- _What needs to be done_: Find each line in the records below that contains the word "Medicare", and copy it out.

- _Input records_:
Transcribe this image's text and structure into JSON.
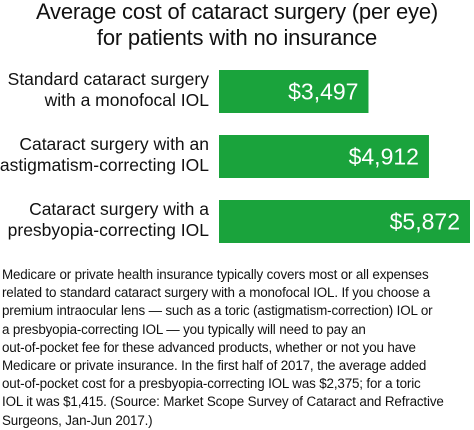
{
  "chart_data": {
    "type": "bar",
    "orientation": "horizontal",
    "title_lines": [
      "Average cost of cataract surgery (per eye)",
      "for patients with no insurance"
    ],
    "categories": [
      [
        "Standard cataract surgery",
        "with a monofocal IOL"
      ],
      [
        "Cataract surgery with an",
        "astigmatism-correcting IOL"
      ],
      [
        "Cataract surgery with a",
        "presbyopia-correcting IOL"
      ]
    ],
    "values": [
      3497,
      4912,
      5872
    ],
    "value_labels": [
      "$3,497",
      "$4,912",
      "$5,872"
    ],
    "bar_color": "#1aa33c",
    "grid": false
  },
  "note_lines": [
    "Medicare or private health insurance typically covers most or all expenses",
    "related to standard cataract surgery with a monofocal IOL. If you choose a",
    "premium intraocular lens — such as a toric (astigmatism-correction) IOL or",
    "a presbyopia-correcting IOL — you typically will need to pay an",
    "out-of-pocket fee for these advanced products, whether or not you have",
    "Medicare or private insurance. In the first half of 2017, the average added",
    "out-of-pocket cost for a presbyopia-correcting IOL was $2,375; for a toric",
    "IOL it was $1,415. (Source: Market Scope Survey of Cataract and Refractive",
    "Surgeons, Jan-Jun 2017.)"
  ]
}
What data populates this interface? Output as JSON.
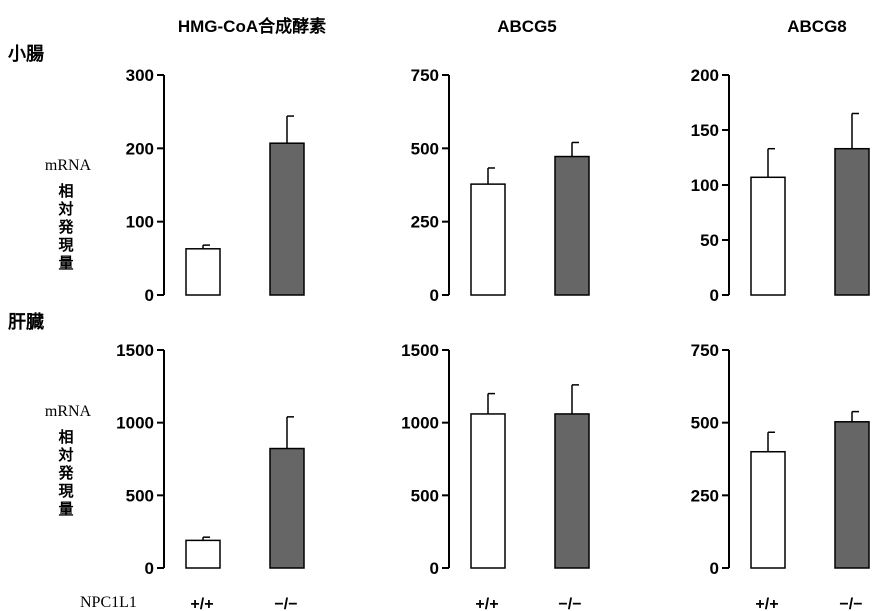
{
  "row_labels": [
    "小腸",
    "肝臓"
  ],
  "ylabel_mrna": "mRNA",
  "ylabel_chars": [
    "相",
    "対",
    "発",
    "現",
    "量"
  ],
  "genotype_label": "NPC1L1",
  "genotypes": [
    "+/+",
    "−/−"
  ],
  "colors": {
    "wild_type": "#ffffff",
    "knockout": "#666666",
    "axis": "#000000"
  },
  "chart_data": [
    {
      "type": "bar",
      "row": "小腸",
      "title": "HMG-CoA合成酵素",
      "categories": [
        "+/+",
        "−/−"
      ],
      "values": [
        63,
        207
      ],
      "errors": [
        5,
        37
      ],
      "ylim": [
        0,
        300
      ],
      "yticks": [
        0,
        100,
        200,
        300
      ],
      "grid": false
    },
    {
      "type": "bar",
      "row": "小腸",
      "title": "ABCG5",
      "categories": [
        "+/+",
        "−/−"
      ],
      "values": [
        378,
        472
      ],
      "errors": [
        55,
        48
      ],
      "ylim": [
        0,
        750
      ],
      "yticks": [
        0,
        250,
        500,
        750
      ],
      "grid": false
    },
    {
      "type": "bar",
      "row": "小腸",
      "title": "ABCG8",
      "categories": [
        "+/+",
        "−/−"
      ],
      "values": [
        107,
        133
      ],
      "errors": [
        26,
        32
      ],
      "ylim": [
        0,
        200
      ],
      "yticks": [
        0,
        50,
        100,
        150,
        200
      ],
      "grid": false
    },
    {
      "type": "bar",
      "row": "肝臓",
      "title": "",
      "categories": [
        "+/+",
        "−/−"
      ],
      "values": [
        190,
        822
      ],
      "errors": [
        22,
        218
      ],
      "ylim": [
        0,
        1500
      ],
      "yticks": [
        0,
        500,
        1000,
        1500
      ],
      "grid": false
    },
    {
      "type": "bar",
      "row": "肝臓",
      "title": "",
      "categories": [
        "+/+",
        "−/−"
      ],
      "values": [
        1060,
        1060
      ],
      "errors": [
        140,
        200
      ],
      "ylim": [
        0,
        1500
      ],
      "yticks": [
        0,
        500,
        1000,
        1500
      ],
      "grid": false
    },
    {
      "type": "bar",
      "row": "肝臓",
      "title": "",
      "categories": [
        "+/+",
        "−/−"
      ],
      "values": [
        400,
        503
      ],
      "errors": [
        67,
        35
      ],
      "ylim": [
        0,
        750
      ],
      "yticks": [
        0,
        250,
        500,
        750
      ],
      "grid": false
    }
  ]
}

- _Solution for this task_:
    "Medicare or private health insurance typically covers most or all expenses",
    "Medicare or private insurance. In the first half of 2017, the average added",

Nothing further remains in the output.